Supplied records.

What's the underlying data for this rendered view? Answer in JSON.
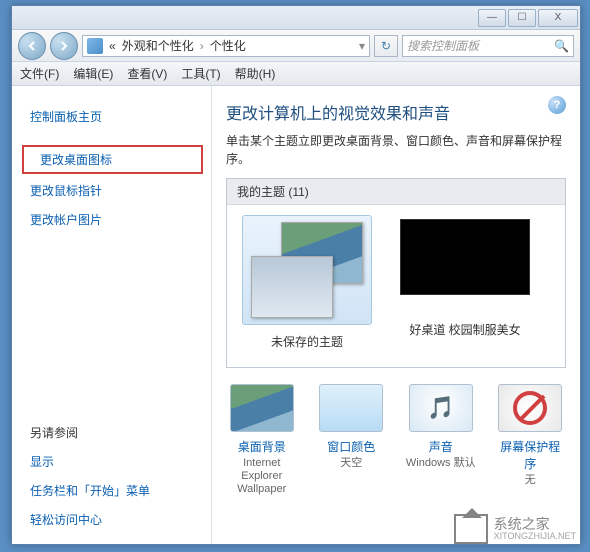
{
  "titlebar": {
    "min": "—",
    "max": "☐",
    "close": "X"
  },
  "address": {
    "prefix": "«",
    "seg1": "外观和个性化",
    "seg2": "个性化",
    "sep": "›"
  },
  "search": {
    "placeholder": "搜索控制面板"
  },
  "menu": {
    "file": "文件(F)",
    "edit": "编辑(E)",
    "view": "查看(V)",
    "tools": "工具(T)",
    "help": "帮助(H)"
  },
  "sidebar": {
    "home": "控制面板主页",
    "desktop_icons": "更改桌面图标",
    "mouse_pointers": "更改鼠标指针",
    "account_picture": "更改帐户图片",
    "see_also": "另请参阅",
    "display": "显示",
    "taskbar": "任务栏和「开始」菜单",
    "ease": "轻松访问中心"
  },
  "main": {
    "title": "更改计算机上的视觉效果和声音",
    "desc": "单击某个主题立即更改桌面背景、窗口颜色、声音和屏幕保护程序。",
    "themes_header": "我的主题 (11)",
    "theme1": "未保存的主题",
    "theme2": "好桌道 校园制服美女"
  },
  "bottom": {
    "wallpaper": {
      "label": "桌面背景",
      "sub": "Internet Explorer Wallpaper"
    },
    "color": {
      "label": "窗口颜色",
      "sub": "天空"
    },
    "sound": {
      "label": "声音",
      "sub": "Windows 默认"
    },
    "saver": {
      "label": "屏幕保护程序",
      "sub": "无"
    }
  },
  "watermark": {
    "text": "系统之家",
    "sub": "XITONGZHIJIA.NET"
  }
}
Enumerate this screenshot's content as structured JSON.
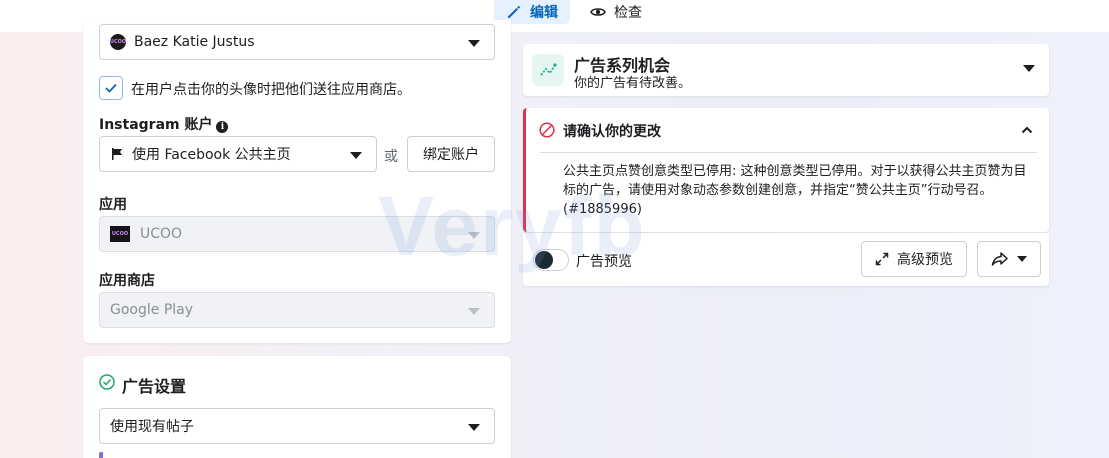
{
  "toolbar": {
    "edit_tab": "编辑",
    "inspect_tab": "检查"
  },
  "identity": {
    "page_name": "Baez Katie Justus",
    "page_avatar_text": "UCOO",
    "send_to_store_checkbox": "在用户点击你的头像时把他们送往应用商店。",
    "send_to_store_checked": true,
    "instagram_label": "Instagram 账户",
    "instagram_value": "使用 Facebook 公共主页",
    "or_text": "或",
    "bind_account_button": "绑定账户",
    "app_label": "应用",
    "app_value": "UCOO",
    "app_icon_text": "UCOO",
    "store_label": "应用商店",
    "store_value": "Google Play"
  },
  "ad_settings": {
    "title": "广告设置",
    "post_select_value": "使用现有帖子"
  },
  "opportunity": {
    "title": "广告系列机会",
    "subtitle": "你的广告有待改善。"
  },
  "error": {
    "title": "请确认你的更改",
    "message": "公共主页点赞创意类型已停用: 这种创意类型已停用。对于以获得公共主页赞为目标的广告，请使用对象动态参数创建创意，并指定“赞公共主页”行动号召。 (#1885996)"
  },
  "preview": {
    "toggle_label": "广告预览",
    "advanced_button": "高级预览"
  },
  "watermark": "Veryfb",
  "colors": {
    "accent": "#0866c2",
    "error": "#e0314b",
    "opportunity_icon": "#1fb28a"
  }
}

Aim of the task. Set down every entry word for word, but omit the pictures.

Full output.
What's the underlying data for this rendered view? Answer in JSON.
{
  "titlebar": {
    "min": "—",
    "max": "☐",
    "close": "X"
  },
  "address": {
    "prefix": "«",
    "seg1": "外观和个性化",
    "seg2": "个性化",
    "sep": "›"
  },
  "search": {
    "placeholder": "搜索控制面板"
  },
  "menu": {
    "file": "文件(F)",
    "edit": "编辑(E)",
    "view": "查看(V)",
    "tools": "工具(T)",
    "help": "帮助(H)"
  },
  "sidebar": {
    "home": "控制面板主页",
    "desktop_icons": "更改桌面图标",
    "mouse_pointers": "更改鼠标指针",
    "account_picture": "更改帐户图片",
    "see_also": "另请参阅",
    "display": "显示",
    "taskbar": "任务栏和「开始」菜单",
    "ease": "轻松访问中心"
  },
  "main": {
    "title": "更改计算机上的视觉效果和声音",
    "desc": "单击某个主题立即更改桌面背景、窗口颜色、声音和屏幕保护程序。",
    "themes_header": "我的主题 (11)",
    "theme1": "未保存的主题",
    "theme2": "好桌道 校园制服美女"
  },
  "bottom": {
    "wallpaper": {
      "label": "桌面背景",
      "sub": "Internet Explorer Wallpaper"
    },
    "color": {
      "label": "窗口颜色",
      "sub": "天空"
    },
    "sound": {
      "label": "声音",
      "sub": "Windows 默认"
    },
    "saver": {
      "label": "屏幕保护程序",
      "sub": "无"
    }
  },
  "watermark": {
    "text": "系统之家",
    "sub": "XITONGZHIJIA.NET"
  }
}
Enumerate this screenshot's content as structured JSON.
{
  "toolbar": {
    "edit_tab": "编辑",
    "inspect_tab": "检查"
  },
  "identity": {
    "page_name": "Baez Katie Justus",
    "page_avatar_text": "UCOO",
    "send_to_store_checkbox": "在用户点击你的头像时把他们送往应用商店。",
    "send_to_store_checked": true,
    "instagram_label": "Instagram 账户",
    "instagram_value": "使用 Facebook 公共主页",
    "or_text": "或",
    "bind_account_button": "绑定账户",
    "app_label": "应用",
    "app_value": "UCOO",
    "app_icon_text": "UCOO",
    "store_label": "应用商店",
    "store_value": "Google Play"
  },
  "ad_settings": {
    "title": "广告设置",
    "post_select_value": "使用现有帖子"
  },
  "opportunity": {
    "title": "广告系列机会",
    "subtitle": "你的广告有待改善。"
  },
  "error": {
    "title": "请确认你的更改",
    "message": "公共主页点赞创意类型已停用: 这种创意类型已停用。对于以获得公共主页赞为目标的广告，请使用对象动态参数创建创意，并指定“赞公共主页”行动号召。 (#1885996)"
  },
  "preview": {
    "toggle_label": "广告预览",
    "advanced_button": "高级预览"
  },
  "watermark": "Veryfb",
  "colors": {
    "accent": "#0866c2",
    "error": "#e0314b",
    "opportunity_icon": "#1fb28a"
  }
}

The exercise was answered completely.